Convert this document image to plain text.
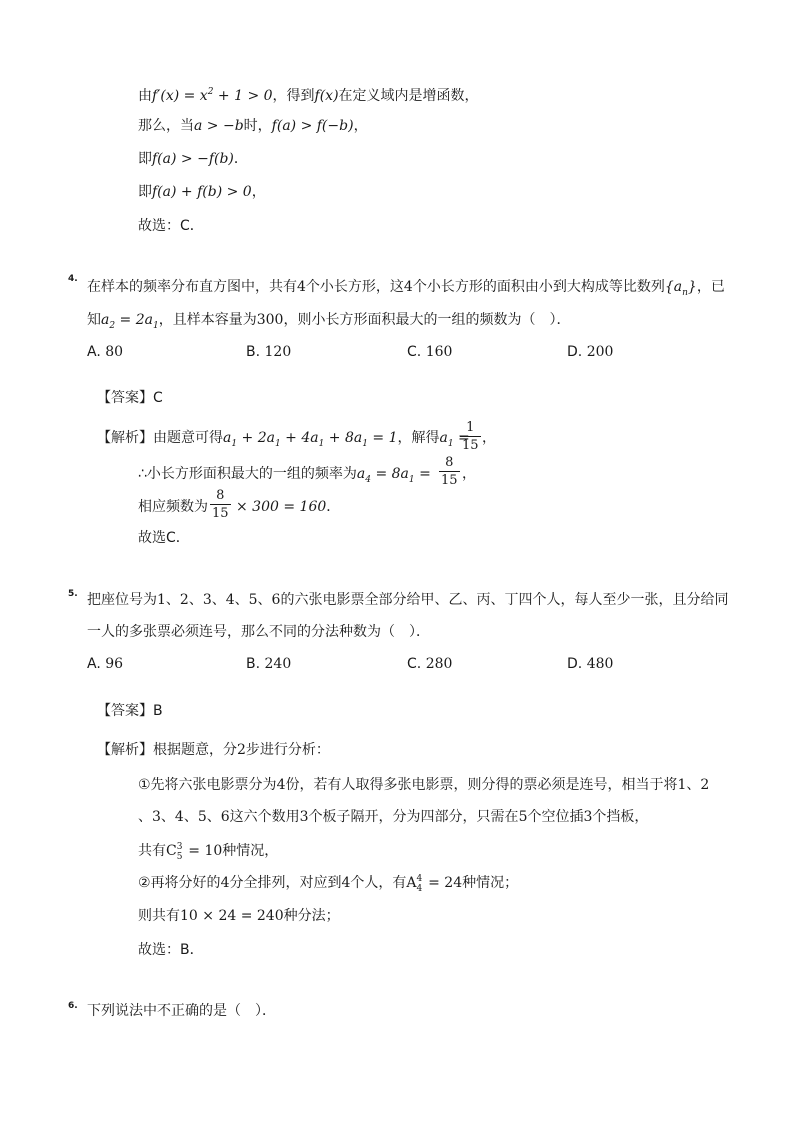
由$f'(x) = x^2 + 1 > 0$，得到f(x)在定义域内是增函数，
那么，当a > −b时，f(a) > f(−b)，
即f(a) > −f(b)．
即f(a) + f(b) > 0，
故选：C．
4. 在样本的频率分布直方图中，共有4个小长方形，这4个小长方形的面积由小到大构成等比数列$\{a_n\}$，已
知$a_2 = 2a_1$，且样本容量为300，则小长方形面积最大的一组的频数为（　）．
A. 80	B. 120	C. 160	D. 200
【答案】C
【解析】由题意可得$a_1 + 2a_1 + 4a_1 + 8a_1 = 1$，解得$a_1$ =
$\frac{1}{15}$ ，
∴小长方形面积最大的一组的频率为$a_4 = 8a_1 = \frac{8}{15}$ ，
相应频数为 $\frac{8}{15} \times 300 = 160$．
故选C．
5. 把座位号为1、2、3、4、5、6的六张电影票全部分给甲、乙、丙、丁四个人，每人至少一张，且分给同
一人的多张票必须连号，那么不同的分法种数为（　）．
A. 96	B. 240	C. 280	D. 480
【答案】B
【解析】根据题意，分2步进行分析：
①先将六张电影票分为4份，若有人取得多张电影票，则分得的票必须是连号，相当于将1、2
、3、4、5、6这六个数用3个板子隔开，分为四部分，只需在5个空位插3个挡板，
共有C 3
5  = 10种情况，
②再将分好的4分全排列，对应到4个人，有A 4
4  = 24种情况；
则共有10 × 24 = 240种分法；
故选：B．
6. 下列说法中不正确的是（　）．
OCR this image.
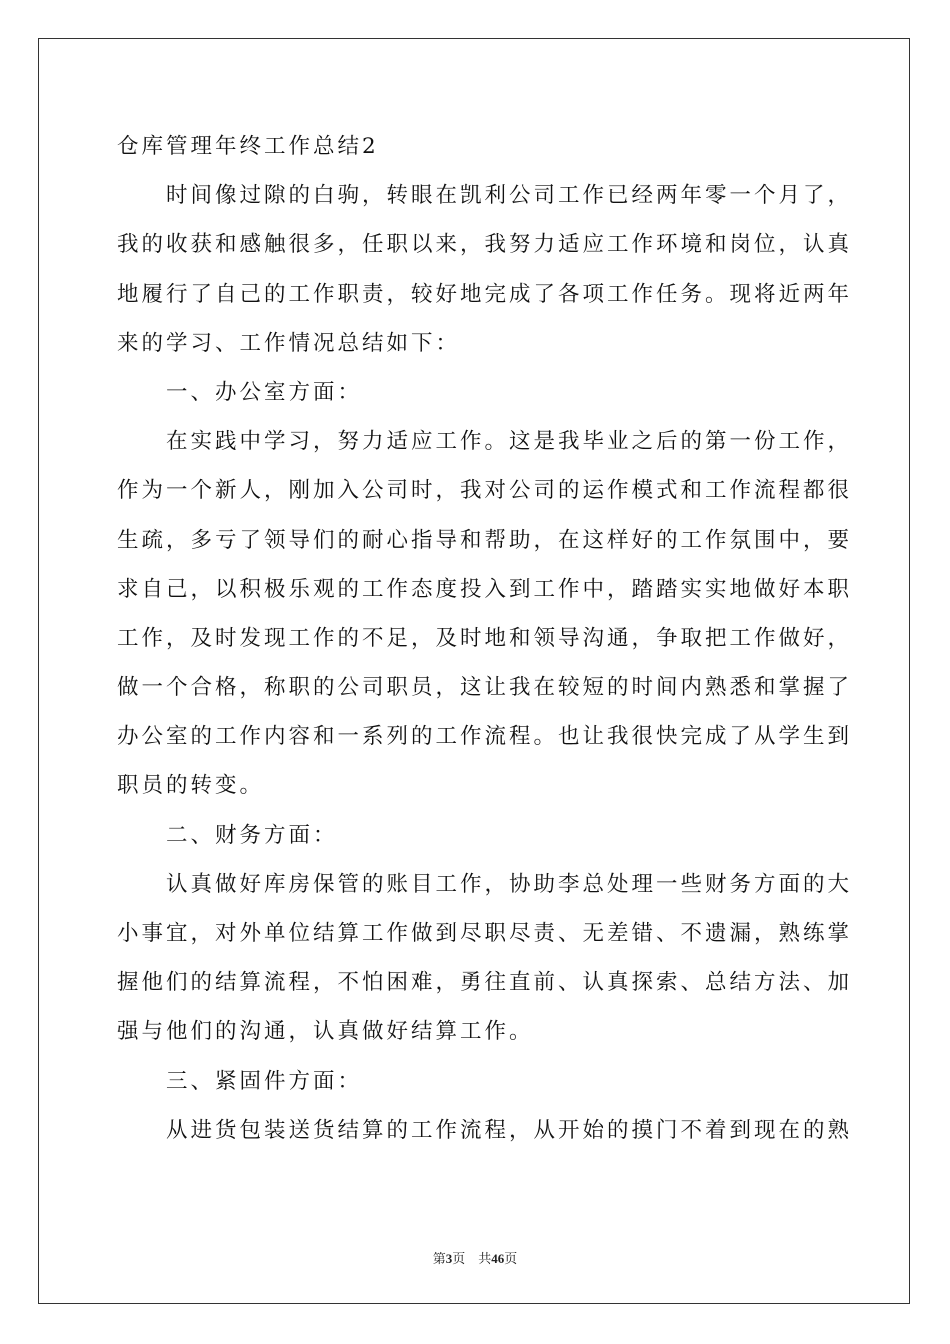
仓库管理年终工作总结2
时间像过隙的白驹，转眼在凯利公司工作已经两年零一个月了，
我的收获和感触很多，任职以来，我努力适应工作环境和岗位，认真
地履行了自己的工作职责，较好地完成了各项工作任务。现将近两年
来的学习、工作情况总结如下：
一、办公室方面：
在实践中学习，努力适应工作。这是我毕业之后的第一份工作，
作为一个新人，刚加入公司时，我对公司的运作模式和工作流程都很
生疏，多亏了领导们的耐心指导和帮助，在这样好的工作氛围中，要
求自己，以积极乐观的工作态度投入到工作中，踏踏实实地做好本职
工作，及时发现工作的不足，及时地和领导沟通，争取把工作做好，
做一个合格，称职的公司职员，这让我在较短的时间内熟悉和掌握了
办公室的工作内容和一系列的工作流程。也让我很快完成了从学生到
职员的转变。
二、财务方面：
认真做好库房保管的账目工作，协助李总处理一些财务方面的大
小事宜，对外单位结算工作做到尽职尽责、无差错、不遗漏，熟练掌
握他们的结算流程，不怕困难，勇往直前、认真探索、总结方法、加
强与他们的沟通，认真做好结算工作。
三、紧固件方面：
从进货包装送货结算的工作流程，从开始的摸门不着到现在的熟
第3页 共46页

----

#### Stated exercise
Locate the line containing "OCR this image." in the material above, then repeat it and every later line exactly, with no pictures.

#### Correct response
OCR this image.
仓库管理年终工作总结2
时间像过隙的白驹，转眼在凯利公司工作已经两年零一个月了，
我的收获和感触很多，任职以来，我努力适应工作环境和岗位，认真
地履行了自己的工作职责，较好地完成了各项工作任务。现将近两年
来的学习、工作情况总结如下：
一、办公室方面：
在实践中学习，努力适应工作。这是我毕业之后的第一份工作，
作为一个新人，刚加入公司时，我对公司的运作模式和工作流程都很
生疏，多亏了领导们的耐心指导和帮助，在这样好的工作氛围中，要
求自己，以积极乐观的工作态度投入到工作中，踏踏实实地做好本职
工作，及时发现工作的不足，及时地和领导沟通，争取把工作做好，
做一个合格，称职的公司职员，这让我在较短的时间内熟悉和掌握了
办公室的工作内容和一系列的工作流程。也让我很快完成了从学生到
职员的转变。
二、财务方面：
认真做好库房保管的账目工作，协助李总处理一些财务方面的大
小事宜，对外单位结算工作做到尽职尽责、无差错、不遗漏，熟练掌
握他们的结算流程，不怕困难，勇往直前、认真探索、总结方法、加
强与他们的沟通，认真做好结算工作。
三、紧固件方面：
从进货包装送货结算的工作流程，从开始的摸门不着到现在的熟
第3页 共46页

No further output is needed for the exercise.